Start of Block
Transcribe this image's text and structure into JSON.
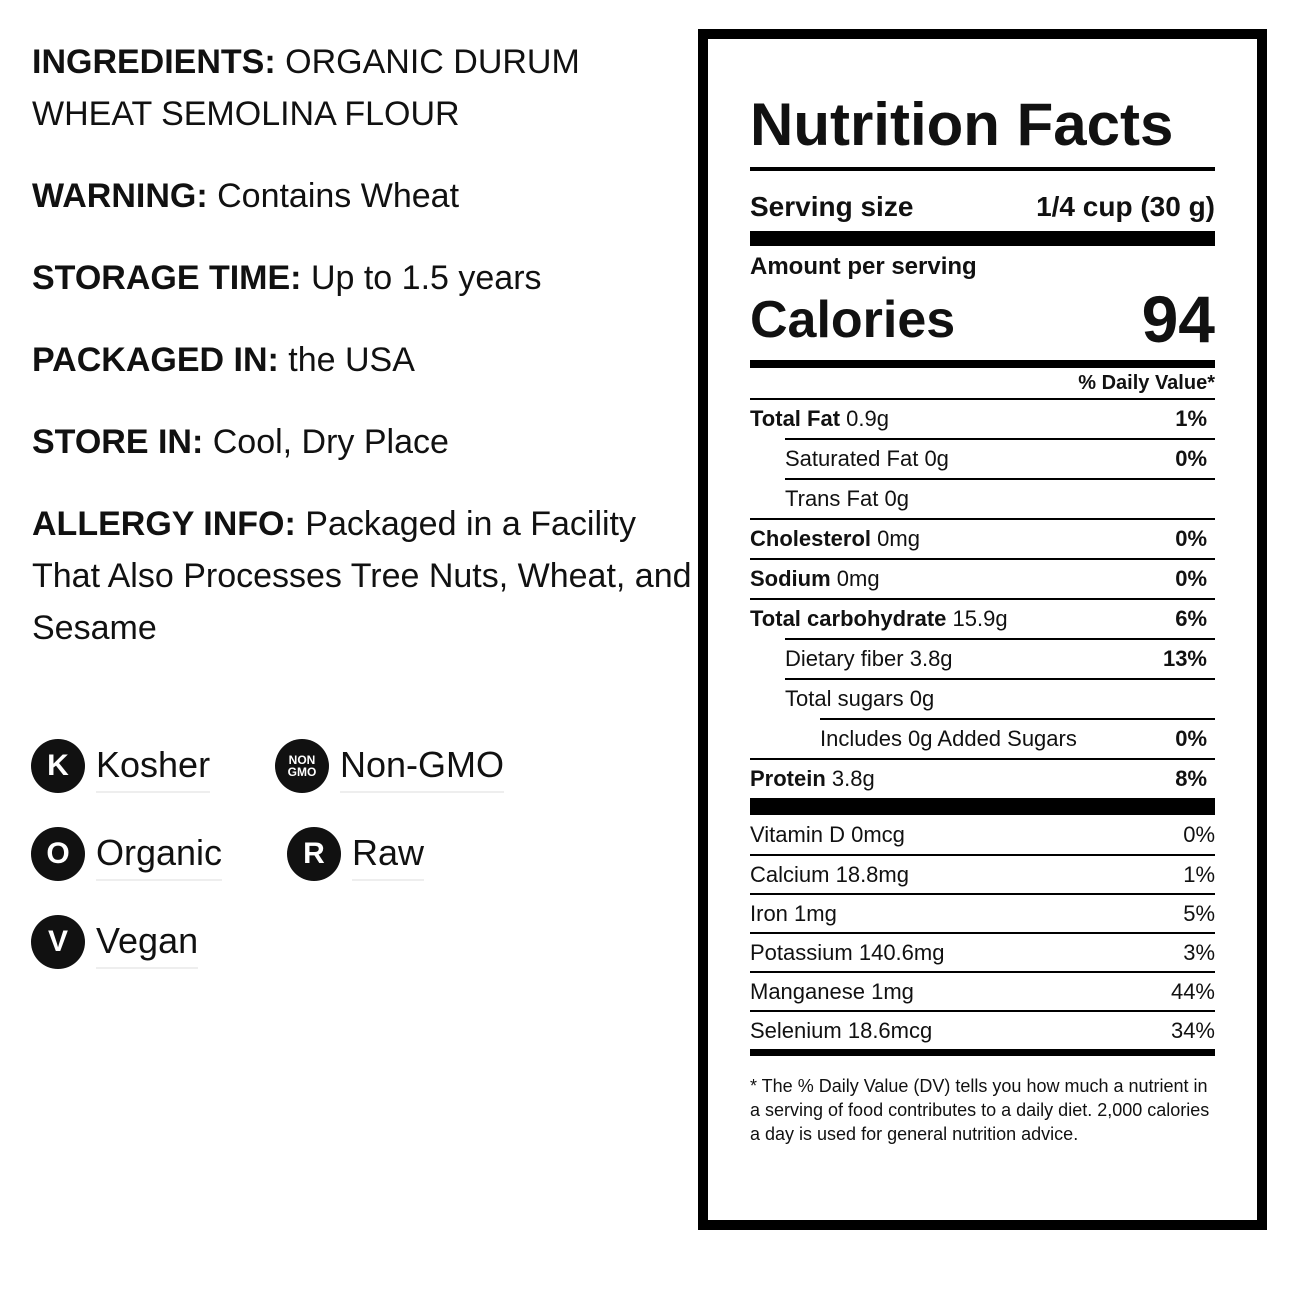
{
  "info": [
    {
      "label": "INGREDIENTS:",
      "text": "ORGANIC DURUM WHEAT SEMOLINA FLOUR"
    },
    {
      "label": "WARNING:",
      "text": "Contains Wheat"
    },
    {
      "label": "STORAGE TIME:",
      "text": "Up to 1.5 years"
    },
    {
      "label": "PACKAGED IN:",
      "text": "the USA"
    },
    {
      "label": "STORE IN:",
      "text": "Cool, Dry Place"
    },
    {
      "label": "ALLERGY INFO:",
      "text": "Packaged in a Facility That Also Processes Tree Nuts, Wheat, and Sesame"
    }
  ],
  "badges": [
    {
      "icon": [
        "K"
      ],
      "label": "Kosher"
    },
    {
      "icon": [
        "NON",
        "GMO"
      ],
      "label": "Non-GMO"
    },
    {
      "icon": [
        "O"
      ],
      "label": "Organic"
    },
    {
      "icon": [
        "R"
      ],
      "label": "Raw"
    },
    {
      "icon": [
        "V"
      ],
      "label": "Vegan"
    }
  ],
  "nutrition": {
    "title": "Nutrition Facts",
    "serving_label": "Serving size",
    "serving_value": "1/4 cup (30 g)",
    "amount_per_serving": "Amount per serving",
    "calories_label": "Calories",
    "calories": 94,
    "dv_header": "% Daily Value*",
    "rows": [
      {
        "name": "Total Fat",
        "amount": "0.9g",
        "dv": "1%"
      },
      {
        "name": "Saturated Fat",
        "amount": "0g",
        "dv": "0%"
      },
      {
        "name": "Trans Fat",
        "amount": "0g"
      },
      {
        "name": "Cholesterol",
        "amount": "0mg",
        "dv": "0%"
      },
      {
        "name": "Sodium",
        "amount": "0mg",
        "dv": "0%"
      },
      {
        "name": "Total carbohydrate",
        "amount": "15.9g",
        "dv": "6%"
      },
      {
        "name": "Dietary fiber",
        "amount": "3.8g",
        "dv": "13%"
      },
      {
        "name": "Total sugars",
        "amount": "0g"
      },
      {
        "name": "Includes 0g Added Sugars",
        "dv": "0%"
      },
      {
        "name": "Protein",
        "amount": "3.8g",
        "dv": "8%"
      }
    ],
    "vitamins": [
      {
        "name": "Vitamin D",
        "amount": "0mcg",
        "dv": "0%"
      },
      {
        "name": "Calcium",
        "amount": "18.8mg",
        "dv": "1%"
      },
      {
        "name": "Iron",
        "amount": "1mg",
        "dv": "5%"
      },
      {
        "name": "Potassium",
        "amount": "140.6mg",
        "dv": "3%"
      },
      {
        "name": "Manganese",
        "amount": "1mg",
        "dv": "44%"
      },
      {
        "name": "Selenium",
        "amount": "18.6mcg",
        "dv": "34%"
      }
    ],
    "footnote": "* The % Daily Value (DV) tells you how much a nutrient in a serving of food contributes to a daily diet. 2,000 calories a day is used for general nutrition advice."
  }
}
End of Block
> **TASK BRIEF**
Copy each line of the listing that holds the word "Daily".

> **WRITTEN RESPONSE**
    "dv_header": "% Daily Value*",
    "footnote": "* The % Daily Value (DV) tells you how much a nutrient in a serving of food contributes to a daily diet. 2,000 calories a day is used for general nutrition advice."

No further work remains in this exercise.